__REQUIRED TASK 1__
Answer these about the market report:
(a) By what percentage did the FTSEurofirst 300 index gain?
(b) What all-time high did shares in Shire touch?
(c) How much did the STOXX Europe 600 Healthcare Index rise?

__TEXT SEGMENT__
* FTSEurofirst 300 index gains 0.6 percent
* Shire leads drugmakers on M&A news
* Kuehne & Nagel, Sports Direct advance
* Banco Espirito Santo falls for 6th session
By Atul Prakash
LONDON, July 14 European shares rose on Monday,
rallying from near two-month lows after their biggest weekly
loss in four months, with merger and acquisition activity in the
drugs sector and some positive company news improving sentiment.
London-listed drugmaker Shire rose 2.2 percent after
saying it was ready to recommend a new 31 billion pound ($53
billion) takeover offer from AbbVie, entering talks
after receiving a fifth bid from the U.S. firm.
Shire led the sector higher, with the STOXX Europe 600
Healthcare Index rising 0.9 percent to feature among the
top sectoral gainers in Europe and helping the broader market.
Shares in Shire touched an all-time high of 50.45 pounds.

__RECORDS PROVIDED__
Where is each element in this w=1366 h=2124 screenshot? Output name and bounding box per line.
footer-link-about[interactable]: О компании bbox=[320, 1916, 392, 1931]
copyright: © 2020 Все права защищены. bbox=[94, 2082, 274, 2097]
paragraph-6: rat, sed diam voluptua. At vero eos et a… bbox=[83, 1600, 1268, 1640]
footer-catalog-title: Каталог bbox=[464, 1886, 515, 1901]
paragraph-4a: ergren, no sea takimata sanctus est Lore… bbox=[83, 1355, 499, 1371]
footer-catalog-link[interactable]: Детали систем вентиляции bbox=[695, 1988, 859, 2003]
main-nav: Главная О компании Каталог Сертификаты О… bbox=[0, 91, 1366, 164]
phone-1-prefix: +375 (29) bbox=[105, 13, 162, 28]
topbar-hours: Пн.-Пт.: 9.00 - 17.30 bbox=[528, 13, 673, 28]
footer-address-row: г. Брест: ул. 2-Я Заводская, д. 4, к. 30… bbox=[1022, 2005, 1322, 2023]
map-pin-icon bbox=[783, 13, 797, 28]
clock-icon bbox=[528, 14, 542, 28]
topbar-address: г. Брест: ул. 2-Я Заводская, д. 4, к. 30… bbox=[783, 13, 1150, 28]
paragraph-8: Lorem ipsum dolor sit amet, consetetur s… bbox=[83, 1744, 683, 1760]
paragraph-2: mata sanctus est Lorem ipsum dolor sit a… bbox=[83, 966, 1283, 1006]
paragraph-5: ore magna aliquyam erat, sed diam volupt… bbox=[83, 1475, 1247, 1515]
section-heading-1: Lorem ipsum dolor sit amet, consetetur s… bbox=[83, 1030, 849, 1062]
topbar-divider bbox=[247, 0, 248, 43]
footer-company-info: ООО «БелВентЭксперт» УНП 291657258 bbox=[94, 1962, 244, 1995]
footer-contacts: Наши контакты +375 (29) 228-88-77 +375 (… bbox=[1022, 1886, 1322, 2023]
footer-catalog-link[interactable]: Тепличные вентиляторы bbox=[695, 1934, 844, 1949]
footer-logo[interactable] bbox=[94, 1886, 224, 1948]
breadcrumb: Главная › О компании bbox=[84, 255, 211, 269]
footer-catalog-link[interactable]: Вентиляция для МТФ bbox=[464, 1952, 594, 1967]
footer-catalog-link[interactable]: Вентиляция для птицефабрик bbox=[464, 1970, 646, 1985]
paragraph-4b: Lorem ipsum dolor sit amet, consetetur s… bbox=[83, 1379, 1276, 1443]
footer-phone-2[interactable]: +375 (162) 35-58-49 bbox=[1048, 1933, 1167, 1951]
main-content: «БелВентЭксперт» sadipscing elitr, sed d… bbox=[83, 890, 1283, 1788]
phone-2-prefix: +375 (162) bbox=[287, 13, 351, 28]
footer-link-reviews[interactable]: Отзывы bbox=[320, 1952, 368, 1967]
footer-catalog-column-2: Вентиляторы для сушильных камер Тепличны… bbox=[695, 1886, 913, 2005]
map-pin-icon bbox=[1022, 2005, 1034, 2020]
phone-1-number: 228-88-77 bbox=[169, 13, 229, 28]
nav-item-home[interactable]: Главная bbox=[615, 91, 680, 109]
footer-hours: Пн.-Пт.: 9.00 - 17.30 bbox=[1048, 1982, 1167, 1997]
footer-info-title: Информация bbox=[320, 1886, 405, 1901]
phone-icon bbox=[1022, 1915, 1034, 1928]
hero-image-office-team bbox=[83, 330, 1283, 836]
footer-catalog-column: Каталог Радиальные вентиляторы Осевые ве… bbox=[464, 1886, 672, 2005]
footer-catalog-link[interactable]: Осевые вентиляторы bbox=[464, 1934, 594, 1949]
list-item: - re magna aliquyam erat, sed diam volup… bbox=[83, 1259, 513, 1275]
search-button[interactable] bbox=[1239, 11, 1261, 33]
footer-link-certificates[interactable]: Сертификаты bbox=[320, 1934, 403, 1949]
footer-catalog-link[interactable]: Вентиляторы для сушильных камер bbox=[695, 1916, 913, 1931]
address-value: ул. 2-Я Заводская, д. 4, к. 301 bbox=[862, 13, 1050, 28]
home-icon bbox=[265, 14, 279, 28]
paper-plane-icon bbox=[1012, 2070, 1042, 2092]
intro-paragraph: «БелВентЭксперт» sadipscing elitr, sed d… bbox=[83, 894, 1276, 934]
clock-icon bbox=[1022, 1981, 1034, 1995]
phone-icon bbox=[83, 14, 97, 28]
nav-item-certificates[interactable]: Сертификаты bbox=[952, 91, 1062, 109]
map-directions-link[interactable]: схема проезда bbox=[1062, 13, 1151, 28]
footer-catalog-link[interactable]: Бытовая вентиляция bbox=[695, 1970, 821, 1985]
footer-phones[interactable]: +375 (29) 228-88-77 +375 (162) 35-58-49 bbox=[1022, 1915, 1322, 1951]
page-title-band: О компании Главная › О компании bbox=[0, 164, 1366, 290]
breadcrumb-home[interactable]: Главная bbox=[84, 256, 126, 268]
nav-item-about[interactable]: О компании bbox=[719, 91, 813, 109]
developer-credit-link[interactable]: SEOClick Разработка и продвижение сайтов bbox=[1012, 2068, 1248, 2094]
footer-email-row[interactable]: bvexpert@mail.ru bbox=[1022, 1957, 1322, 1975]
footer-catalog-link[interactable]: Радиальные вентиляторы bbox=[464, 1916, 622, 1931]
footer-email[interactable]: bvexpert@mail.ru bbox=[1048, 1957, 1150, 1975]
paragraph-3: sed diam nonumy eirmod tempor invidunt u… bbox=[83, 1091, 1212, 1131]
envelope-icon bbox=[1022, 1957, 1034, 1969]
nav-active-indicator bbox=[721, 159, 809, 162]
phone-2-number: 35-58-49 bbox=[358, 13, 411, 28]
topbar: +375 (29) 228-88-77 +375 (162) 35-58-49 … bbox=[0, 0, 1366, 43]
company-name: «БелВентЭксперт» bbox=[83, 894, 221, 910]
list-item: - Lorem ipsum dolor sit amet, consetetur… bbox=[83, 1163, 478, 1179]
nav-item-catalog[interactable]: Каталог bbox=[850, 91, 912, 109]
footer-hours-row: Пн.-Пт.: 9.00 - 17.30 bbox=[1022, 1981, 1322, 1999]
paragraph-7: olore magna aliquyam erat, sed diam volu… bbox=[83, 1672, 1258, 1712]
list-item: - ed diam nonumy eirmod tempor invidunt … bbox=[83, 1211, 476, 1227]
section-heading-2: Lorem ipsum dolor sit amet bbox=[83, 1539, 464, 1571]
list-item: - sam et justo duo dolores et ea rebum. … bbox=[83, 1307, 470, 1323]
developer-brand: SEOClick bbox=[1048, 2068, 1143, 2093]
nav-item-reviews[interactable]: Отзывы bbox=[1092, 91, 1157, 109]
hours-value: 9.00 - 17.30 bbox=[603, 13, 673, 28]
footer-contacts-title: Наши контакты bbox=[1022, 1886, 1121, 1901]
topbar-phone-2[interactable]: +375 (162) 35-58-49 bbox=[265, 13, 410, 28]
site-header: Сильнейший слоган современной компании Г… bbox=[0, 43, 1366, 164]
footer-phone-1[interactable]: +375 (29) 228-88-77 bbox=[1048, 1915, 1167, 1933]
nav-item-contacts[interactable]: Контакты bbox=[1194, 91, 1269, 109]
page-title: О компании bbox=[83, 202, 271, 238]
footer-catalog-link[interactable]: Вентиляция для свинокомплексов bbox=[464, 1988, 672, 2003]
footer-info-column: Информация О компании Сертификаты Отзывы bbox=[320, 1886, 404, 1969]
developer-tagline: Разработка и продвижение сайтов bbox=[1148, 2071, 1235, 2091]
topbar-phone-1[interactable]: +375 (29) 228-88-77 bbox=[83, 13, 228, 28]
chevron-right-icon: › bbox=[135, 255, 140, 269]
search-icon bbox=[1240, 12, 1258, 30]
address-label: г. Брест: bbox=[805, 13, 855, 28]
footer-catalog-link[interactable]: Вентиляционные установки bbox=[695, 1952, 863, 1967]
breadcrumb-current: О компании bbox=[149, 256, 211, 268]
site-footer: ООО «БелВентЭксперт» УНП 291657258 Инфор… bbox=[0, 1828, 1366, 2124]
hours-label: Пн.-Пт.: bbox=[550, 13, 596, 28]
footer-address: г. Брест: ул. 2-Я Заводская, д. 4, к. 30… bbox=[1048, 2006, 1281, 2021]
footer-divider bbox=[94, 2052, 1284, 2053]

__REQUIRED TASK 2__
Please copy the rows verbatim, starting at the very first line of the rows and stopping after the line that contains "footer-catalog-link[interactable]: Вентиляция для птицефабрик".

__RIGHT ANSWER 1__
(a) 0.6 percent
(b) 50.45 pounds
(c) 0.9 percent

__RIGHT ANSWER 2__
Where is each element in this w=1366 h=2124 screenshot? Output name and bounding box per line.
footer-link-about[interactable]: О компании bbox=[320, 1916, 392, 1931]
copyright: © 2020 Все права защищены. bbox=[94, 2082, 274, 2097]
paragraph-6: rat, sed diam voluptua. At vero eos et a… bbox=[83, 1600, 1268, 1640]
footer-catalog-title: Каталог bbox=[464, 1886, 515, 1901]
paragraph-4a: ergren, no sea takimata sanctus est Lore… bbox=[83, 1355, 499, 1371]
footer-catalog-link[interactable]: Детали систем вентиляции bbox=[695, 1988, 859, 2003]
main-nav: Главная О компании Каталог Сертификаты О… bbox=[0, 91, 1366, 164]
phone-1-prefix: +375 (29) bbox=[105, 13, 162, 28]
topbar-hours: Пн.-Пт.: 9.00 - 17.30 bbox=[528, 13, 673, 28]
footer-address-row: г. Брест: ул. 2-Я Заводская, д. 4, к. 30… bbox=[1022, 2005, 1322, 2023]
map-pin-icon bbox=[783, 13, 797, 28]
clock-icon bbox=[528, 14, 542, 28]
topbar-address: г. Брест: ул. 2-Я Заводская, д. 4, к. 30… bbox=[783, 13, 1150, 28]
paragraph-8: Lorem ipsum dolor sit amet, consetetur s… bbox=[83, 1744, 683, 1760]
paragraph-2: mata sanctus est Lorem ipsum dolor sit a… bbox=[83, 966, 1283, 1006]
paragraph-5: ore magna aliquyam erat, sed diam volupt… bbox=[83, 1475, 1247, 1515]
section-heading-1: Lorem ipsum dolor sit amet, consetetur s… bbox=[83, 1030, 849, 1062]
topbar-divider bbox=[247, 0, 248, 43]
footer-company-info: ООО «БелВентЭксперт» УНП 291657258 bbox=[94, 1962, 244, 1995]
footer-contacts: Наши контакты +375 (29) 228-88-77 +375 (… bbox=[1022, 1886, 1322, 2023]
footer-catalog-link[interactable]: Тепличные вентиляторы bbox=[695, 1934, 844, 1949]
footer-logo[interactable] bbox=[94, 1886, 224, 1948]
breadcrumb: Главная › О компании bbox=[84, 255, 211, 269]
footer-catalog-link[interactable]: Вентиляция для МТФ bbox=[464, 1952, 594, 1967]
footer-catalog-link[interactable]: Вентиляция для птицефабрик bbox=[464, 1970, 646, 1985]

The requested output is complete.